→ **Direction**:
Determine how many lines contain the string "ABCD" and reply with that number alone.

[begin Data rows]

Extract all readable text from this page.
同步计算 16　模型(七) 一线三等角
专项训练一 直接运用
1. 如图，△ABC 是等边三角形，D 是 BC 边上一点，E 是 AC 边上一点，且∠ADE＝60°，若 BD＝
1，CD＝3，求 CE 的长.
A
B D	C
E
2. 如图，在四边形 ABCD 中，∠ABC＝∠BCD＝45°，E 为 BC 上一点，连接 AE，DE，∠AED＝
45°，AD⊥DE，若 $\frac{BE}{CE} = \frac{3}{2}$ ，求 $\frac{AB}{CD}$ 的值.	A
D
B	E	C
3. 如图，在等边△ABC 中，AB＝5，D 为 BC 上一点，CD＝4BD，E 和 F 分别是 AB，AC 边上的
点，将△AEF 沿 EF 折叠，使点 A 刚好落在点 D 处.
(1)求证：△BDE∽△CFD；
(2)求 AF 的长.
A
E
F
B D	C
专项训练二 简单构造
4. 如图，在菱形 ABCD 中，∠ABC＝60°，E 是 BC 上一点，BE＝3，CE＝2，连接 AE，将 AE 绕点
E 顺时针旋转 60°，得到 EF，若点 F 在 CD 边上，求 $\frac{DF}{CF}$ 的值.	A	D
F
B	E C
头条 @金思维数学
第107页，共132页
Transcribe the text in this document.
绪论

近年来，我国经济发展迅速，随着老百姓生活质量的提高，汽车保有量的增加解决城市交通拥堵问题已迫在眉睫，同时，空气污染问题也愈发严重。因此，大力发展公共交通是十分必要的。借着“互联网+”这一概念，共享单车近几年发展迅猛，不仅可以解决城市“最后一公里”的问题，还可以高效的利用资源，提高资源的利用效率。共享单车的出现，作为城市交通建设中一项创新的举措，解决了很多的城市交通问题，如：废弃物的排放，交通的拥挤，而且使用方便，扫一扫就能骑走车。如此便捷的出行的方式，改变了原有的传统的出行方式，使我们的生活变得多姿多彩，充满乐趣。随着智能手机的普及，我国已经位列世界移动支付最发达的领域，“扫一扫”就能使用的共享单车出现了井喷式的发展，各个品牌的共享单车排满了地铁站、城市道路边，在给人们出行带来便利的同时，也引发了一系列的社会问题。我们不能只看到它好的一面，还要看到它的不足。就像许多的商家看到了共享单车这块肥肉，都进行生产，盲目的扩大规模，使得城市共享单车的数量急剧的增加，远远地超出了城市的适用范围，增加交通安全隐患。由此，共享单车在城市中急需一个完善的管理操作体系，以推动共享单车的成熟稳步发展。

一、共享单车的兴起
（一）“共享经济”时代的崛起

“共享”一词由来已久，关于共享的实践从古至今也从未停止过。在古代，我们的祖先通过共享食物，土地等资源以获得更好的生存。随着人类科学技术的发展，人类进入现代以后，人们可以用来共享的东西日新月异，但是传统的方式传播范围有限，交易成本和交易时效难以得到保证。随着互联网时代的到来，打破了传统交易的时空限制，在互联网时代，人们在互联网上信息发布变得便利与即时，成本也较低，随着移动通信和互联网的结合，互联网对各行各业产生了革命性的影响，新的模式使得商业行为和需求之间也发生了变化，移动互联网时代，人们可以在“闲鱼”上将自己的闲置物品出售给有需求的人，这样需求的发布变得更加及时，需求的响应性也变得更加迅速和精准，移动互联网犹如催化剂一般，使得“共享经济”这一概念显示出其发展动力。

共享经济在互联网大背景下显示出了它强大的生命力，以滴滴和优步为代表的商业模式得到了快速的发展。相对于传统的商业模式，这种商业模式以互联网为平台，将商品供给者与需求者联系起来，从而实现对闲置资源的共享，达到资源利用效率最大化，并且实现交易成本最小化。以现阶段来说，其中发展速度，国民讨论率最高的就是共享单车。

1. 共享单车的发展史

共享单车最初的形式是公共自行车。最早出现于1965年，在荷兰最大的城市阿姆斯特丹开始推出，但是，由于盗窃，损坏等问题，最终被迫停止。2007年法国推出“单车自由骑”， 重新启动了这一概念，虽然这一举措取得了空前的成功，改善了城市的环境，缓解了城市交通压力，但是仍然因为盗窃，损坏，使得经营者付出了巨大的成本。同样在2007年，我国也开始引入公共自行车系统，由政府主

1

[end Data rows]

→ **Finished exercise**:
2